(Dataset items)
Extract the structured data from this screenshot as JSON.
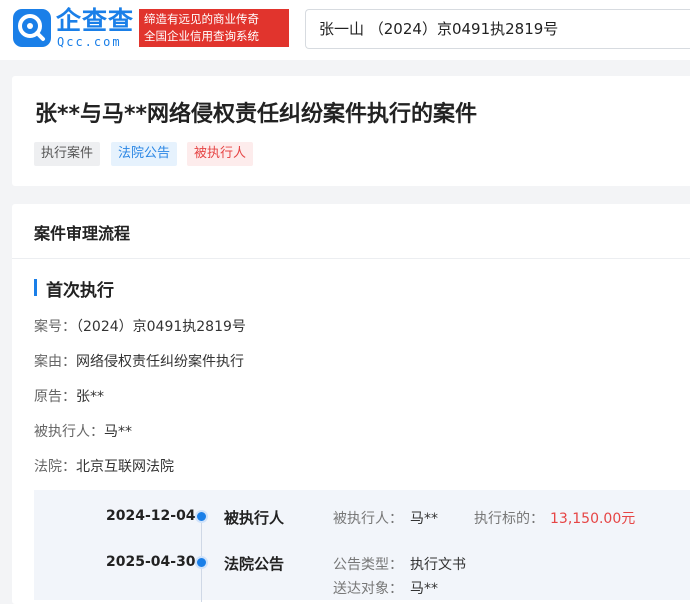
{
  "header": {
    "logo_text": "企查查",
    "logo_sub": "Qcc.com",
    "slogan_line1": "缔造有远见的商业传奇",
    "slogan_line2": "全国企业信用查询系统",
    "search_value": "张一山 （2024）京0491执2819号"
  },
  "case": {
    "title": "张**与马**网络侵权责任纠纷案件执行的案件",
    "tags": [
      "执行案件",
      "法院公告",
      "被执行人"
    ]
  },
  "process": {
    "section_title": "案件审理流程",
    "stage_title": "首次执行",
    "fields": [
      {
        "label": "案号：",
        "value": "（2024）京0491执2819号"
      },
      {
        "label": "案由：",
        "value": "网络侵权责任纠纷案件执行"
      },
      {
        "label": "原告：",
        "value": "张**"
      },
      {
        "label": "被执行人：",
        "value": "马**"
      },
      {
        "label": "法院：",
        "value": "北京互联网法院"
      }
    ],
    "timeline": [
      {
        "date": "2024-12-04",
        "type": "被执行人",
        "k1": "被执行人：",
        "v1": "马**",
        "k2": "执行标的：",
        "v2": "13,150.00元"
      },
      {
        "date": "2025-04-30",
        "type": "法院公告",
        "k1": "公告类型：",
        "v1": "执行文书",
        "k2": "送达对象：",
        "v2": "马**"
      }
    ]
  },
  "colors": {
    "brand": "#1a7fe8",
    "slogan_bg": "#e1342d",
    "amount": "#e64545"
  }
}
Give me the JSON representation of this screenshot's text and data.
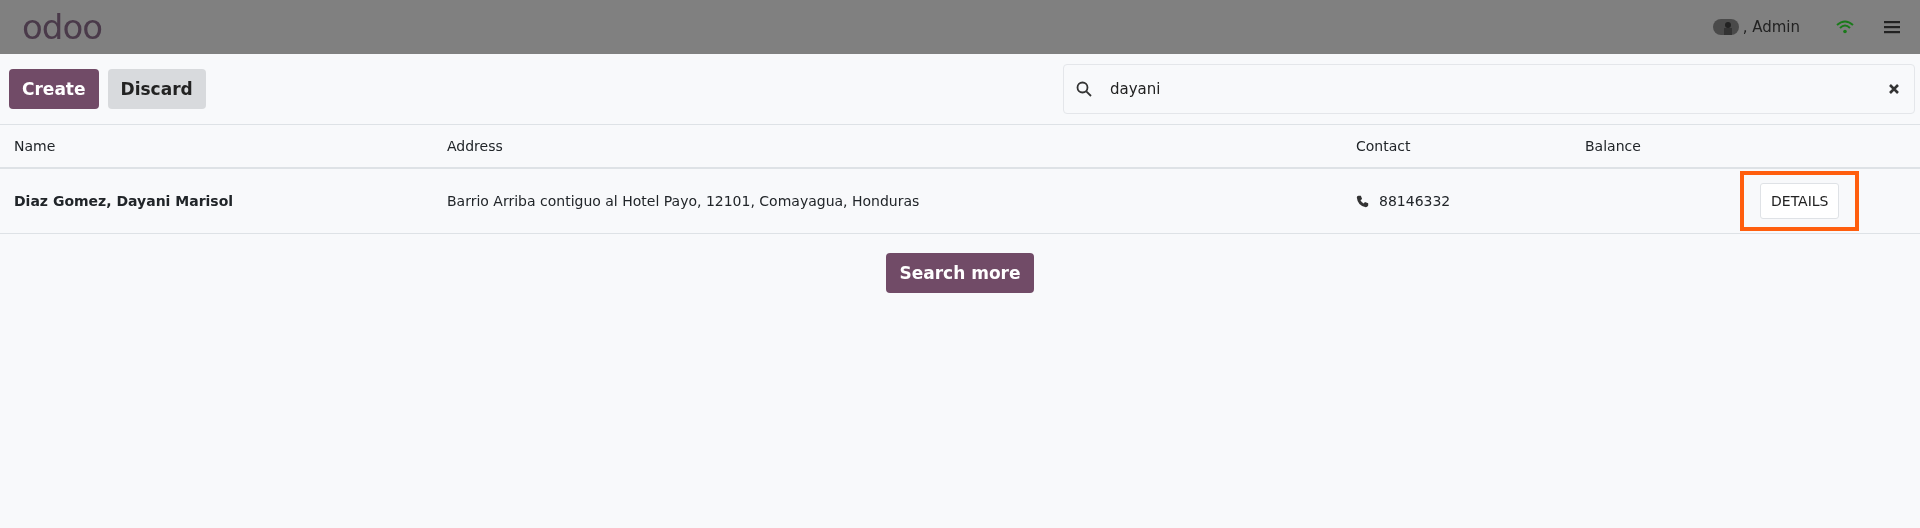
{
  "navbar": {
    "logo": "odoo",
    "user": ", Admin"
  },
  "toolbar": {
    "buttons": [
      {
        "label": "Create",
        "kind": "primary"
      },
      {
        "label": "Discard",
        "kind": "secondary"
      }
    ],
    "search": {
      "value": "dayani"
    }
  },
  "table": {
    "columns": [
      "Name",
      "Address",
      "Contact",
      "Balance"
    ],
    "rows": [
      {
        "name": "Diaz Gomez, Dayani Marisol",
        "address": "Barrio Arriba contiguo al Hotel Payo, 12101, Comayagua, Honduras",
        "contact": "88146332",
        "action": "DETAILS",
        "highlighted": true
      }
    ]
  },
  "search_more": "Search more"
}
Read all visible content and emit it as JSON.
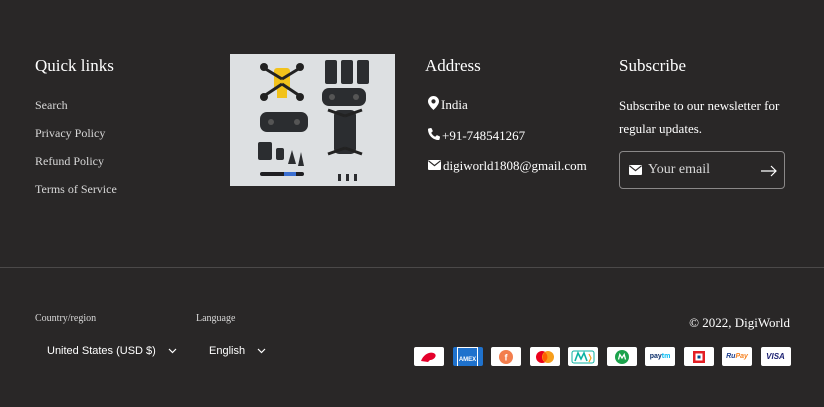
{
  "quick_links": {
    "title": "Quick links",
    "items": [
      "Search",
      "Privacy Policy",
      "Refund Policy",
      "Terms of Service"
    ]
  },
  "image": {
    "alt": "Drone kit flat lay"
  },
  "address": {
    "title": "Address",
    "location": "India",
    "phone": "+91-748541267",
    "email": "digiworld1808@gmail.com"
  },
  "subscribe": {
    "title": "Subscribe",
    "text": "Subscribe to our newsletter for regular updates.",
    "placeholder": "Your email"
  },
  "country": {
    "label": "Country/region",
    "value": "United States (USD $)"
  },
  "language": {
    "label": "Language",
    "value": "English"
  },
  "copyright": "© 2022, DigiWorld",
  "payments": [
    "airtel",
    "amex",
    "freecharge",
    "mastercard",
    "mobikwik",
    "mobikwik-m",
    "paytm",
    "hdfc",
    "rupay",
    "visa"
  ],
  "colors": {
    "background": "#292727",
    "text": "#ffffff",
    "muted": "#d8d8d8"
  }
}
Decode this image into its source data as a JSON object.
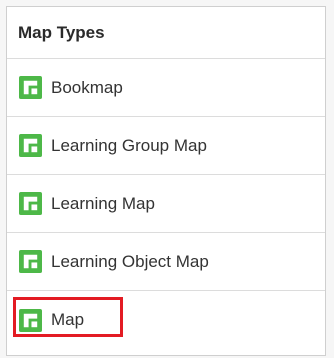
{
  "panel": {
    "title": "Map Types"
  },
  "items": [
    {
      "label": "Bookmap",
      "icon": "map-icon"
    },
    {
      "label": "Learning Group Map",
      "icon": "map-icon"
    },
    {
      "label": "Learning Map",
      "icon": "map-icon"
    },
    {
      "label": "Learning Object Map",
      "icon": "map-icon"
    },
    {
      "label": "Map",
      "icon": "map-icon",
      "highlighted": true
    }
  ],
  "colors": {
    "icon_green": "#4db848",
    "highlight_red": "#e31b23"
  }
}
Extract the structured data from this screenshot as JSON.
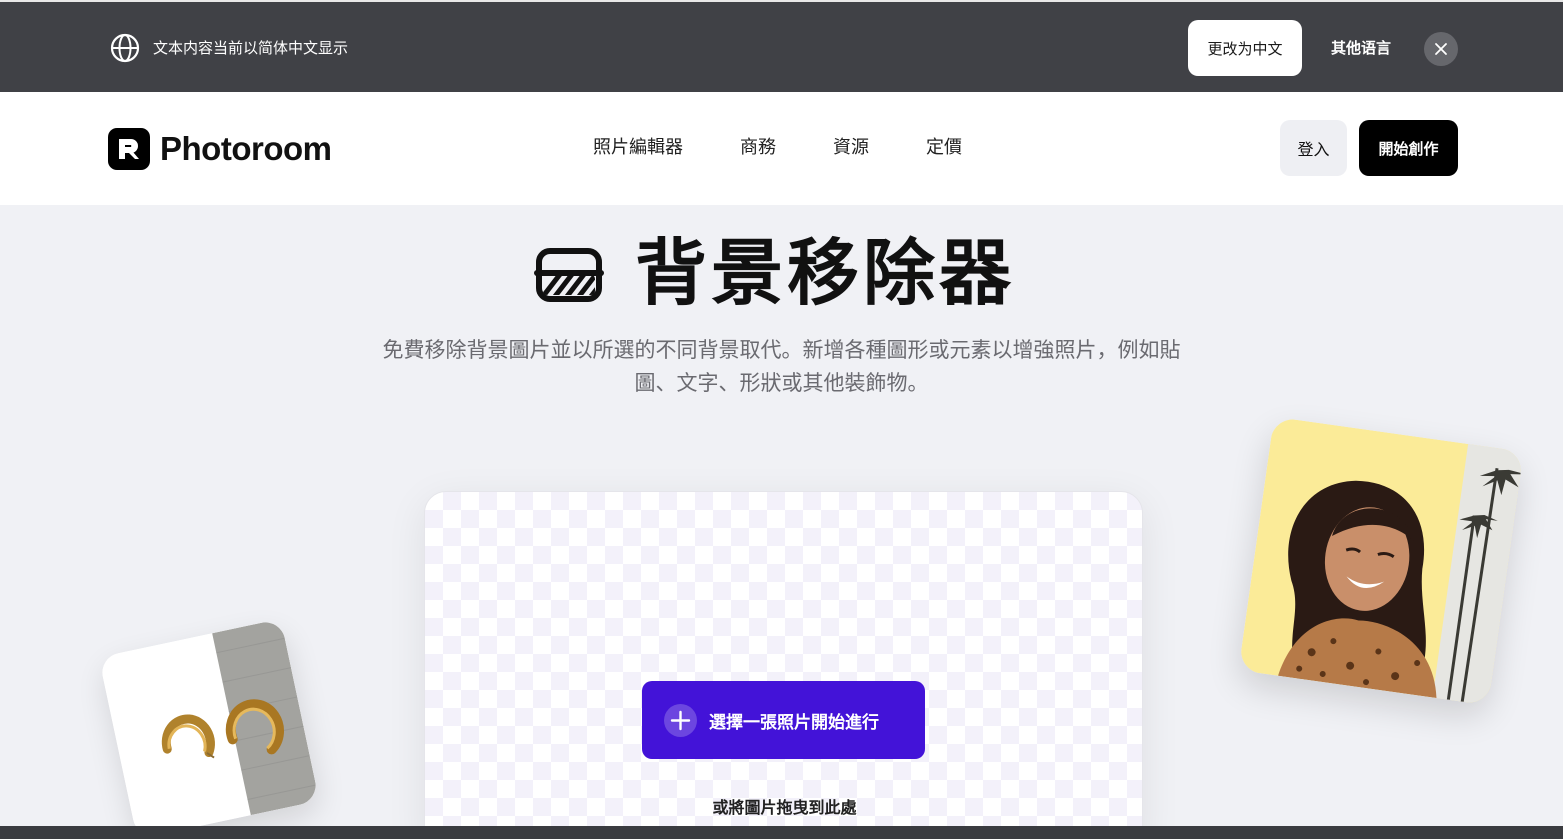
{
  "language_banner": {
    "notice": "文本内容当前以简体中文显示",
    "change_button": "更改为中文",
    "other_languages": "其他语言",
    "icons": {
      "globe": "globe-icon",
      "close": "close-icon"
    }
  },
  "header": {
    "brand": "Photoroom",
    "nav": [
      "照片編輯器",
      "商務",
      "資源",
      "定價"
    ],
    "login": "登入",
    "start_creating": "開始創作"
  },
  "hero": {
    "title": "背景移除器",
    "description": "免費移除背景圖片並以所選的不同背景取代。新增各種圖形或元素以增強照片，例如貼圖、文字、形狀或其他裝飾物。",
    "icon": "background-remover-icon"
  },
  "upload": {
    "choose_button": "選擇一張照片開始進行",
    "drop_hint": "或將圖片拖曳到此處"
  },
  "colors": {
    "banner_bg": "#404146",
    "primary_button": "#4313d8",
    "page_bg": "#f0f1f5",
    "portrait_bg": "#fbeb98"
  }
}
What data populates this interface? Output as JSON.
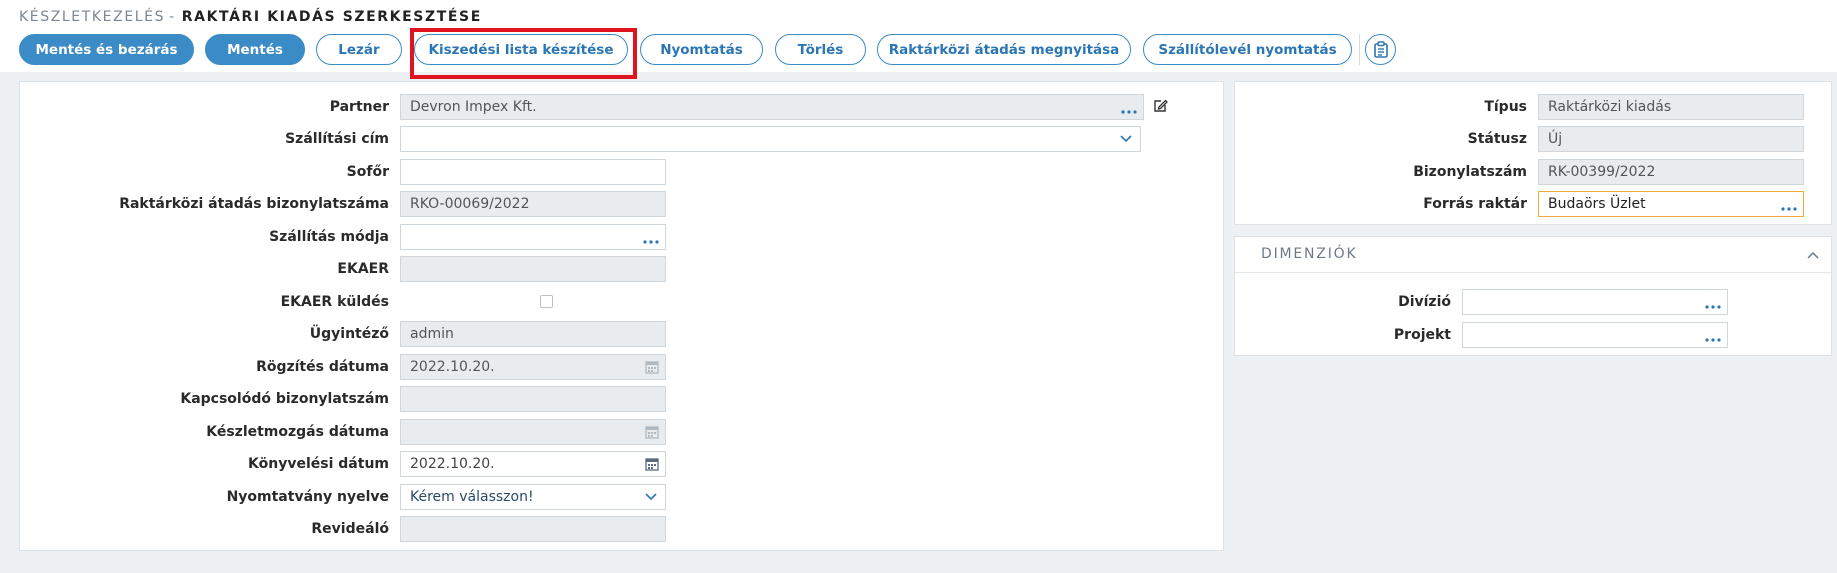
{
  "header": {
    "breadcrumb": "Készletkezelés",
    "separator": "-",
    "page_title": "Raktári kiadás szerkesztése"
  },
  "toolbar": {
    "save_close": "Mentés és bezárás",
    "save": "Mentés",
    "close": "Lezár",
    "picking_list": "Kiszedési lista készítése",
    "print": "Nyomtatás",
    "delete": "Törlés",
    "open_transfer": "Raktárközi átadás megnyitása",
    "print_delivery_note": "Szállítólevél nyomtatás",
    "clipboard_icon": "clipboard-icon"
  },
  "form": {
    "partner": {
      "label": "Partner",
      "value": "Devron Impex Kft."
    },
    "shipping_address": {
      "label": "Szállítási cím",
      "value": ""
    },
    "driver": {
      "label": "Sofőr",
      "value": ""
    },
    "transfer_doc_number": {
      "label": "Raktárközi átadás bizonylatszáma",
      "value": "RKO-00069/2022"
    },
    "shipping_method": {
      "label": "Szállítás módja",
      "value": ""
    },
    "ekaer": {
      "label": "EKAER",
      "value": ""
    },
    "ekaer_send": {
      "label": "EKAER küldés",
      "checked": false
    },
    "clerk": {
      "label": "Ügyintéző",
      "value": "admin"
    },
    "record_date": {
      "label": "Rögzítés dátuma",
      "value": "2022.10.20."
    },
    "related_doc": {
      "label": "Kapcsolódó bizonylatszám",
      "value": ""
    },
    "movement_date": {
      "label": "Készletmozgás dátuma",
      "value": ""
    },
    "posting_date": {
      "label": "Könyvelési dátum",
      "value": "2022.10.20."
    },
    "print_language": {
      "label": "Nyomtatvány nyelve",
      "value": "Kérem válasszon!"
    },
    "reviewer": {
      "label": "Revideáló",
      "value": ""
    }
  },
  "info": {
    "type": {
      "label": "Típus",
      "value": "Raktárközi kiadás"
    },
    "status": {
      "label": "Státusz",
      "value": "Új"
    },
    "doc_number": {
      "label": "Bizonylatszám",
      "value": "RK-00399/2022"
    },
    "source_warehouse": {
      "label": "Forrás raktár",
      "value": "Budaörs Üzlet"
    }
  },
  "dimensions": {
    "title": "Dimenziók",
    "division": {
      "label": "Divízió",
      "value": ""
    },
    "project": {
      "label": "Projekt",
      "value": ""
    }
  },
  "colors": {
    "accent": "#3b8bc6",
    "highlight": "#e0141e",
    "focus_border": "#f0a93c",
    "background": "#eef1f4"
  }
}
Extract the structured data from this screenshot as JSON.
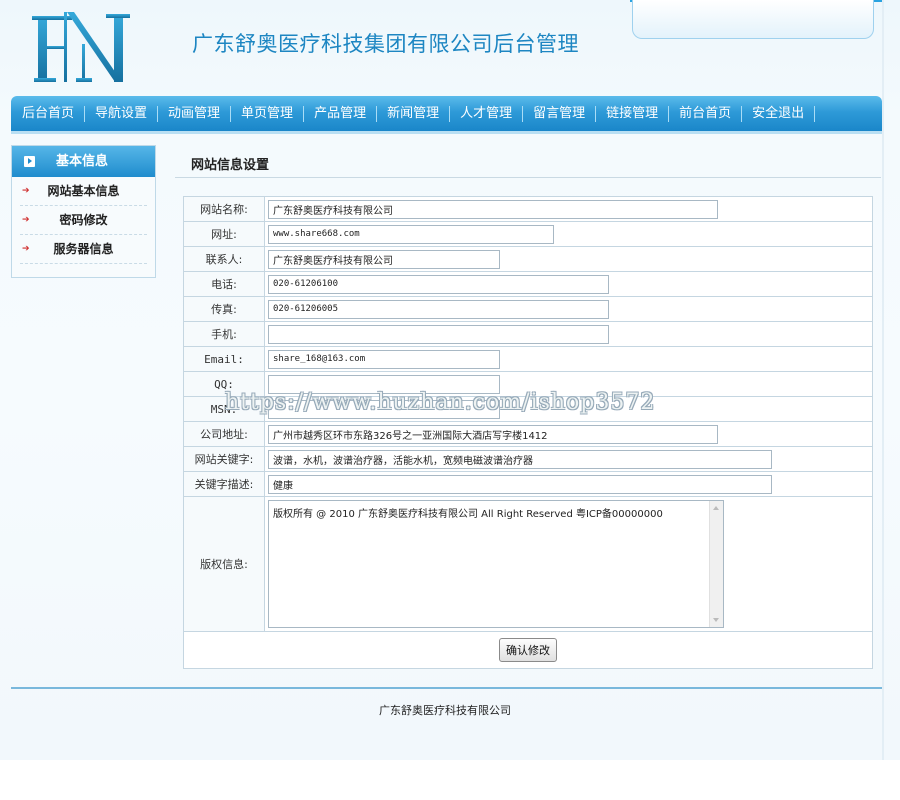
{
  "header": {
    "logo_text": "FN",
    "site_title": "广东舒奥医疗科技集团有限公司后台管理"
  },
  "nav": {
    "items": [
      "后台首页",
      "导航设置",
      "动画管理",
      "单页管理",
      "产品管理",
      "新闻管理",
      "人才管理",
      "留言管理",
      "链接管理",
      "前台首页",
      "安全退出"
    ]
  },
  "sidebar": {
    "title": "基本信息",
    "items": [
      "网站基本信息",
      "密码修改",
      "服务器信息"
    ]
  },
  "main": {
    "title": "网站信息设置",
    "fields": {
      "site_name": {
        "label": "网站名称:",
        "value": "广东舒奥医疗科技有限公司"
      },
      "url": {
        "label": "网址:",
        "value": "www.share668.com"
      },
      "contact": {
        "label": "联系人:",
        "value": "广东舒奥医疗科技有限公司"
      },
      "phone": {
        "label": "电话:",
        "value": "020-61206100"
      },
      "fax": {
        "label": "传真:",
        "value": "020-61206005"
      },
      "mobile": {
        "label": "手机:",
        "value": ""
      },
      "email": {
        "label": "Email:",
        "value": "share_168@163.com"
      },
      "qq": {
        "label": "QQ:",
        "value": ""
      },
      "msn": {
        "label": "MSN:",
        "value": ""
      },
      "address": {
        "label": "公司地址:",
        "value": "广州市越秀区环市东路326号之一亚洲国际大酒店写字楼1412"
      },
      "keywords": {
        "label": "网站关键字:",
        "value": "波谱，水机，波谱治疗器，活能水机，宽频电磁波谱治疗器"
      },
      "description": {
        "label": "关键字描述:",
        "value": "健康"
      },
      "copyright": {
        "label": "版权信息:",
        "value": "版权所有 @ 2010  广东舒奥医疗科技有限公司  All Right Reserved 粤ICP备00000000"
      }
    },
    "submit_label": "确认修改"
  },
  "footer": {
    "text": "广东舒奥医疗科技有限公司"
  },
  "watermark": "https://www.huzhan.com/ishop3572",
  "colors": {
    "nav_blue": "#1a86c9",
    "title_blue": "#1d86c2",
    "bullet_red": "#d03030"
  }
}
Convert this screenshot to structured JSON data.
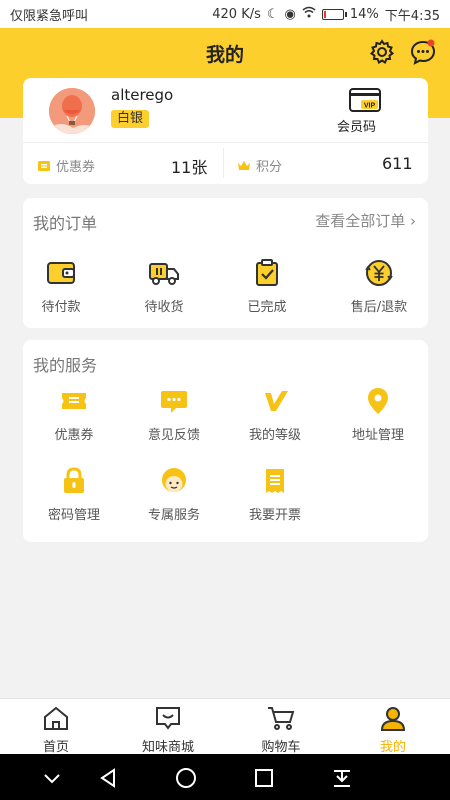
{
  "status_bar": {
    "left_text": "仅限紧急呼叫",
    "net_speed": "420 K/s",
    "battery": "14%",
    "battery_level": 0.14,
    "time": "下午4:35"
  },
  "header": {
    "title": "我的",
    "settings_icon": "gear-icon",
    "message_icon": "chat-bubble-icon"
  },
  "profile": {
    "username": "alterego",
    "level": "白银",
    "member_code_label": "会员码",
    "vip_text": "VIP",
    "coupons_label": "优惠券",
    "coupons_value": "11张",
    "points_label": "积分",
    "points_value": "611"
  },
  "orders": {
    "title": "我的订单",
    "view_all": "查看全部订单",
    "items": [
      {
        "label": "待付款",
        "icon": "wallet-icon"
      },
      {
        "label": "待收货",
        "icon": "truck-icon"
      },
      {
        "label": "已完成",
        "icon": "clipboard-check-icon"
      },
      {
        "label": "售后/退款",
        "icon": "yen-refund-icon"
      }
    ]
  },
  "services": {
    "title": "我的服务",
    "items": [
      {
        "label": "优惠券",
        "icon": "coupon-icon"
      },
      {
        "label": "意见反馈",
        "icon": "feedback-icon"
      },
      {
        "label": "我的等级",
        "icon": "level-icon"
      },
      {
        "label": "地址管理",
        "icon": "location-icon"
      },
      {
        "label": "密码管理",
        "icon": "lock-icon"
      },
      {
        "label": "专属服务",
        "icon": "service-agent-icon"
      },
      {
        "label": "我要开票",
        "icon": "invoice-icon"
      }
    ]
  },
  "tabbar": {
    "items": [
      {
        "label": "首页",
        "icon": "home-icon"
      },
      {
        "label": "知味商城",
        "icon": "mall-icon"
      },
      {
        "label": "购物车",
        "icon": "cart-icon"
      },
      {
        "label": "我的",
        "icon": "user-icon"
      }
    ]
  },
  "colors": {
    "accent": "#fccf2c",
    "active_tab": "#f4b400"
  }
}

* Objective *
How many lines in the records hold the string "copyright"? Reply with the number alone.

* Solved exercise *
2